Set problem:
Go through the entries below and pick out every line with "丁丁当当".

Begin Supplied data

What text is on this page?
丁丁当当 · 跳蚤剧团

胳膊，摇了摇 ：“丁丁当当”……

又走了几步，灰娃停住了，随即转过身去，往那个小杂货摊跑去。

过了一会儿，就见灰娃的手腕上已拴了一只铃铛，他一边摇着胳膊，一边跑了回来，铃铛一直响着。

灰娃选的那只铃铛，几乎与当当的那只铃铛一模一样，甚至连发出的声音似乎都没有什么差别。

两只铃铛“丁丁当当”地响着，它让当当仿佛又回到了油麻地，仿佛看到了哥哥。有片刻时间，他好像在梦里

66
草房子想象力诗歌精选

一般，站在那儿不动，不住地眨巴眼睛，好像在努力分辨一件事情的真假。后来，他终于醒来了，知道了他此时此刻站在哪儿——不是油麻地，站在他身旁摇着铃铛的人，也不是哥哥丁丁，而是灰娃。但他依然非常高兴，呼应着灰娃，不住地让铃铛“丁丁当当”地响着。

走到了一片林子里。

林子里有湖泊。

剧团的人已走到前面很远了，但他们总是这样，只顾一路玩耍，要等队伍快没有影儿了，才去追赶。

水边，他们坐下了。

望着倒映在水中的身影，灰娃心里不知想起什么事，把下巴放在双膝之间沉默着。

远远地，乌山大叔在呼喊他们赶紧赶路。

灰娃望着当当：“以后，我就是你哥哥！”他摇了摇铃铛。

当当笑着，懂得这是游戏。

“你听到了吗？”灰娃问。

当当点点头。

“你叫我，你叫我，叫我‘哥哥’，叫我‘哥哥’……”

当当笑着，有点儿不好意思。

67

End Supplied data

Answer for the task:
丁丁当当 · 跳蚤剧团
胳膊，摇了摇 ：“丁丁当当”……
两只铃铛“丁丁当当”地响着，它让当当仿佛又回到了油麻地，仿佛看到了哥哥。有片刻时间，他好像在梦里
一般，站在那儿不动，不住地眨巴眼睛，好像在努力分辨一件事情的真假。后来，他终于醒来了，知道了他此时此刻站在哪儿——不是油麻地，站在他身旁摇着铃铛的人，也不是哥哥丁丁，而是灰娃。但他依然非常高兴，呼应着灰娃，不住地让铃铛“丁丁当当”地响着。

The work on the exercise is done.